Collection entries —
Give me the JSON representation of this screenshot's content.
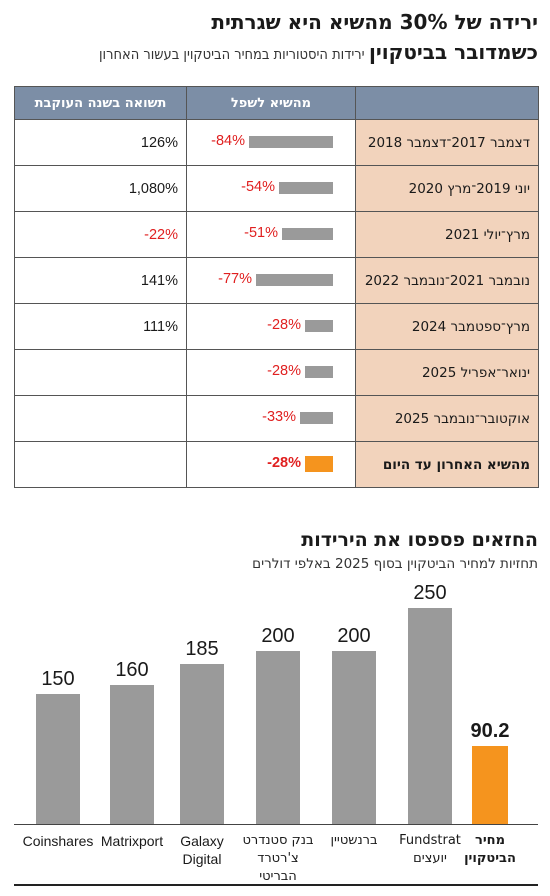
{
  "title": "ירידה של 30% מהשיא היא שגרתית",
  "subtitle_bold": "כשמדובר בביטקוין",
  "subtitle_normal": "ירידות היסטוריות במחיר הביטקוין בעשור האחרון",
  "table": {
    "col_drawdown": "מהשיא לשפל",
    "col_recovery": "תשואה בשנה העוקבת",
    "rows": [
      {
        "period": "דצמבר 2017־דצמבר 2018",
        "drawdown": -84,
        "drawdown_label": "-84%",
        "recovery": "126%"
      },
      {
        "period": "יוני 2019־מרץ 2020",
        "drawdown": -54,
        "drawdown_label": "-54%",
        "recovery": "1,080%"
      },
      {
        "period": "מרץ־יולי 2021",
        "drawdown": -51,
        "drawdown_label": "-51%",
        "recovery": "-22%"
      },
      {
        "period": "נובמבר 2021־נובמבר 2022",
        "drawdown": -77,
        "drawdown_label": "-77%",
        "recovery": "141%"
      },
      {
        "period": "מרץ־ספטמבר 2024",
        "drawdown": -28,
        "drawdown_label": "-28%",
        "recovery": "111%"
      },
      {
        "period": "ינואר־אפריל 2025",
        "drawdown": -28,
        "drawdown_label": "-28%",
        "recovery": ""
      },
      {
        "period": "אוקטובר־נובמבר 2025",
        "drawdown": -33,
        "drawdown_label": "-33%",
        "recovery": ""
      },
      {
        "period": "מהשיא האחרון עד היום",
        "drawdown": -28,
        "drawdown_label": "-28%",
        "recovery": ""
      }
    ]
  },
  "title2": "החזאים פספסו את הירידות",
  "subtitle2": "תחזיות למחיר הביטקוין בסוף 2025 באלפי דולרים",
  "chart_data": {
    "type": "bar",
    "categories": [
      "Coinshares",
      "Matrixport",
      "Galaxy\nDigital",
      "בנק סטנדרט\nצ'רטרד\nהבריטי",
      "ברנשטיין",
      "Fundstrat\nיועצים",
      "מחיר\nהביטקוין"
    ],
    "values": [
      150,
      160,
      185,
      200,
      200,
      250,
      90.2
    ],
    "value_labels": [
      "150",
      "160",
      "185",
      "200",
      "200",
      "250",
      "90.2"
    ],
    "highlight_index": 6,
    "colors": {
      "bar": "#9a9a9a",
      "highlight": "#f5941e"
    }
  },
  "colors": {
    "header": "#7c8ea6",
    "period_cell": "#f2d3bc",
    "negative": "#e02020"
  }
}
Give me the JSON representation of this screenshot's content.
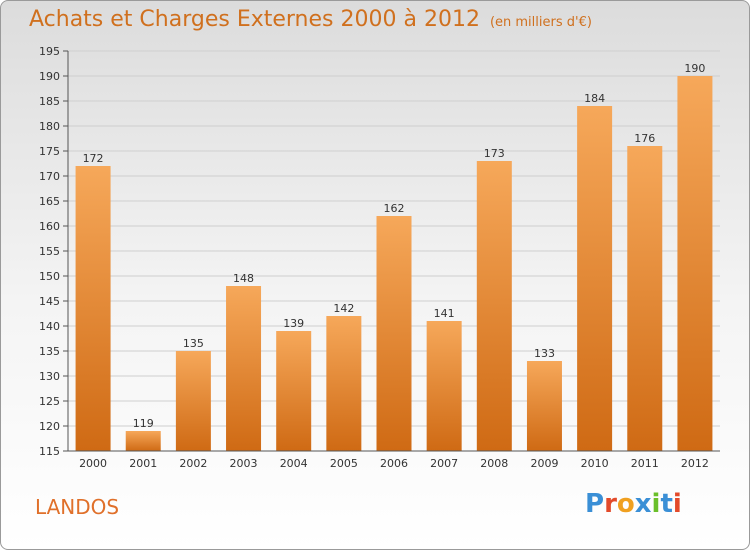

Exercise requirements —
Read the data above and pull out each line that holds the string "נובמבר".

Solution —
        "period": "נובמבר 2021־נובמבר 2022",
        "period": "אוקטובר־נובמבר 2025",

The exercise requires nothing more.